Exercise brief:
Scan the data below. Pull out each line where "disponible" occurs.

Input data:
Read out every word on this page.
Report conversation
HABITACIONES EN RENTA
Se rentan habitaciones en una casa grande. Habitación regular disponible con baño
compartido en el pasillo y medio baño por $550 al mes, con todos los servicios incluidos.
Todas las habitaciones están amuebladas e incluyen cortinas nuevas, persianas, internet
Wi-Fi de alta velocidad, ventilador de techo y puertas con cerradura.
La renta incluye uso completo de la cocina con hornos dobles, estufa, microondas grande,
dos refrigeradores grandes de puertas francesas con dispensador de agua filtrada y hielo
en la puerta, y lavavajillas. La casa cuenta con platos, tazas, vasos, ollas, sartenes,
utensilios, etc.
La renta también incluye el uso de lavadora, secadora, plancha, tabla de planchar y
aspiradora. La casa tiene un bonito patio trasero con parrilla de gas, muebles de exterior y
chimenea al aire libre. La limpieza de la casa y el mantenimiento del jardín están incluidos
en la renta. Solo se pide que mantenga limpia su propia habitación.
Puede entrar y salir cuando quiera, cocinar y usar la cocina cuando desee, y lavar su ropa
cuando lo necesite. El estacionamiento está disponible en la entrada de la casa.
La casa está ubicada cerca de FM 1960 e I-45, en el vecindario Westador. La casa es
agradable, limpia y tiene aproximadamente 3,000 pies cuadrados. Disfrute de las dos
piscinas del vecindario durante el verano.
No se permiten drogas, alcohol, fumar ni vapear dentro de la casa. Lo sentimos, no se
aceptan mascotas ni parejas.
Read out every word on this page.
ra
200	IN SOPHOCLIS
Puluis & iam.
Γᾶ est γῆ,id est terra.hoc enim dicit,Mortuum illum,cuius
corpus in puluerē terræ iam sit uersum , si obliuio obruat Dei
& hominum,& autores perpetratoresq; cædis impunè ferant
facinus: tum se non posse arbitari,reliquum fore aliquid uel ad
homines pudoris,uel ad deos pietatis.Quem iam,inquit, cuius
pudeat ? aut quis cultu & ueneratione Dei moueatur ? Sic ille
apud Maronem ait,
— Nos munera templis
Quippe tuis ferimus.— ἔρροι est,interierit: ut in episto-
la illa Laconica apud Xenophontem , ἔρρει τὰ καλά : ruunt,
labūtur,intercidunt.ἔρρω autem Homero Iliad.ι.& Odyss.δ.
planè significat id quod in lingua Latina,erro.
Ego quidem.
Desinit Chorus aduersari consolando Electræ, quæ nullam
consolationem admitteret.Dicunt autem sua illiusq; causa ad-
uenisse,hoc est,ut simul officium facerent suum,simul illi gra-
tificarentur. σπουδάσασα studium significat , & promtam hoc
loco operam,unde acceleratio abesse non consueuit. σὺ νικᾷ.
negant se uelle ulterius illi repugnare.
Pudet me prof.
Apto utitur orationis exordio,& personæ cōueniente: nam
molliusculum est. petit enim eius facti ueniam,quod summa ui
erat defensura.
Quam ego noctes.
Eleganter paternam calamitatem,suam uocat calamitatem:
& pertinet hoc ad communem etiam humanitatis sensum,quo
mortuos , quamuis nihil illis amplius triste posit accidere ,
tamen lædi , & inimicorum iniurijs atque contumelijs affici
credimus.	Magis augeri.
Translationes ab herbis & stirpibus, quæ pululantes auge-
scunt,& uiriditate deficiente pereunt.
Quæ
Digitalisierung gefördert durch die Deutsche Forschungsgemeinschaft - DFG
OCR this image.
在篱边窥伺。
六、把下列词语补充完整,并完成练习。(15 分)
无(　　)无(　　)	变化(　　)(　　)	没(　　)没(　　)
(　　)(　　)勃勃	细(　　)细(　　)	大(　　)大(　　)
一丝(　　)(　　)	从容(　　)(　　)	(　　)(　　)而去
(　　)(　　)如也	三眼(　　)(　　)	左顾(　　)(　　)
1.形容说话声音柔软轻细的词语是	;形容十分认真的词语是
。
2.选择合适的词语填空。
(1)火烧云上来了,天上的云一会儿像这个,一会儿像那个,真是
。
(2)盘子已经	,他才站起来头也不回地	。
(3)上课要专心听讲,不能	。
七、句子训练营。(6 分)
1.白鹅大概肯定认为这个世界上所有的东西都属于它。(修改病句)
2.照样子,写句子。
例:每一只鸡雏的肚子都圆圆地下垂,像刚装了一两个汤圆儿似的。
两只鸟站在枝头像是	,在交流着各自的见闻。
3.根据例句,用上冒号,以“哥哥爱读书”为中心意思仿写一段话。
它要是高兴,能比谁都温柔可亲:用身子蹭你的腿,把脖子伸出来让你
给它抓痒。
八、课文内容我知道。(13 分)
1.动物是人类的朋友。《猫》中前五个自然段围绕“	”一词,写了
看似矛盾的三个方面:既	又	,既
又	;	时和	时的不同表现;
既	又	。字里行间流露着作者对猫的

Correct output:
Se rentan habitaciones en una casa grande. Habitación regular disponible con baño
cuando lo necesite. El estacionamiento está disponible en la entrada de la casa.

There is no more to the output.